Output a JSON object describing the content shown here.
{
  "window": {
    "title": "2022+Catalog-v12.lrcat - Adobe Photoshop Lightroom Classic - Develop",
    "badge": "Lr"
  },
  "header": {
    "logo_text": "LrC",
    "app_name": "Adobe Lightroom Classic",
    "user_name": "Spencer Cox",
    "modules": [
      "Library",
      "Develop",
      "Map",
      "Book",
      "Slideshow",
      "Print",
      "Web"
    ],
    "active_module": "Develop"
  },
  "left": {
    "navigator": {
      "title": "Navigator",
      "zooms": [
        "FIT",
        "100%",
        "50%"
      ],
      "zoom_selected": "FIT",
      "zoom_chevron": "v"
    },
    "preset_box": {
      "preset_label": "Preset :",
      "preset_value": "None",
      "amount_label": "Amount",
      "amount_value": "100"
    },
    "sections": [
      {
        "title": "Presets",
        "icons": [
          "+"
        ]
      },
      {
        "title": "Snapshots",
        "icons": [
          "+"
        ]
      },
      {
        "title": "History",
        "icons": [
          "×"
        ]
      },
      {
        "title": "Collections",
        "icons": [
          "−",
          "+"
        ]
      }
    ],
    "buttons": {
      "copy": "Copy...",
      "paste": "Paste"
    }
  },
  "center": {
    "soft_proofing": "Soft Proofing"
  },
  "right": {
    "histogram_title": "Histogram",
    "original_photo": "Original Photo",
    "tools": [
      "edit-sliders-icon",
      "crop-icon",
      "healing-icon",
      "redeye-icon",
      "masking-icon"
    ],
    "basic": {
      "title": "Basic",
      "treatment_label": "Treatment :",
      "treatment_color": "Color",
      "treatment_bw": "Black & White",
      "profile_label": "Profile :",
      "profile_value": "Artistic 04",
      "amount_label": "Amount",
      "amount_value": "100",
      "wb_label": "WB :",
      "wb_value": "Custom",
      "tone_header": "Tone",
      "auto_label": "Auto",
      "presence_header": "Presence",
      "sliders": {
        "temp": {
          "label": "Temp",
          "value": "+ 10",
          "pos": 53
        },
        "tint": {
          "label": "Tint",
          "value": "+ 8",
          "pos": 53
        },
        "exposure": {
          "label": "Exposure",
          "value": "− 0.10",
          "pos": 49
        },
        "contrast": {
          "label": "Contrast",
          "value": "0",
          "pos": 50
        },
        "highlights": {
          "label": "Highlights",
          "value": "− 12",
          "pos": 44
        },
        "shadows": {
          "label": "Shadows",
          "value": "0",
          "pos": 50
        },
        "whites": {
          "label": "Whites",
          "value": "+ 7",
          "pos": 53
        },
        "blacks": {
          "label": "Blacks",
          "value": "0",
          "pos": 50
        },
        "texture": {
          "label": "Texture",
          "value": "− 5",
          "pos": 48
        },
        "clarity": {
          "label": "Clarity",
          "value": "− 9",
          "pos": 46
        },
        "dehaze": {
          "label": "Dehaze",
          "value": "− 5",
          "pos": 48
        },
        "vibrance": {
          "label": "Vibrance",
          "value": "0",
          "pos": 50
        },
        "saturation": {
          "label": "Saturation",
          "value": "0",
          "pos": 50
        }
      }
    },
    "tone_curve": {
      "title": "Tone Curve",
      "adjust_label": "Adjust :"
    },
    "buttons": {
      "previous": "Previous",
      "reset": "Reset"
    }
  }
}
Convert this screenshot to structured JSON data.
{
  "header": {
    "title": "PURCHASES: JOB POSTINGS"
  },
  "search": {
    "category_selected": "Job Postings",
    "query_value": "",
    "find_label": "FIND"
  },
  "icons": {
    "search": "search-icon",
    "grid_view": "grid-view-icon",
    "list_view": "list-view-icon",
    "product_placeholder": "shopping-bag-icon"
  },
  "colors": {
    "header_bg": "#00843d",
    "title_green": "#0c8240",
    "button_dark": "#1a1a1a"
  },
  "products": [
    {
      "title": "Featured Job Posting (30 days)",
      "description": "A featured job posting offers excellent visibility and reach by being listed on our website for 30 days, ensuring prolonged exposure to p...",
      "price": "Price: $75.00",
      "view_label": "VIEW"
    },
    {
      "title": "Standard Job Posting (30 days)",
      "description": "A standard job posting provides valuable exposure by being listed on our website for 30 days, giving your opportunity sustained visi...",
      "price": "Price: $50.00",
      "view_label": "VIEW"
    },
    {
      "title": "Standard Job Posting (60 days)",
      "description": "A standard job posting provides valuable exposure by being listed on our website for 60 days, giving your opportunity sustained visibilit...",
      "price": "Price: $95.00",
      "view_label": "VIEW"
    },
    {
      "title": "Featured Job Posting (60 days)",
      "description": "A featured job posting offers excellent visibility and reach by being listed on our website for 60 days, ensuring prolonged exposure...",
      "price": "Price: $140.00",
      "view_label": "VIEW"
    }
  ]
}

Task requirements:
Pick out and copy the lines of the entries that hold the string "Classic".

Exercise response:
    "title": "2022+Catalog-v12.lrcat - Adobe Photoshop Lightroom Classic - Develop",
    "app_name": "Adobe Lightroom Classic",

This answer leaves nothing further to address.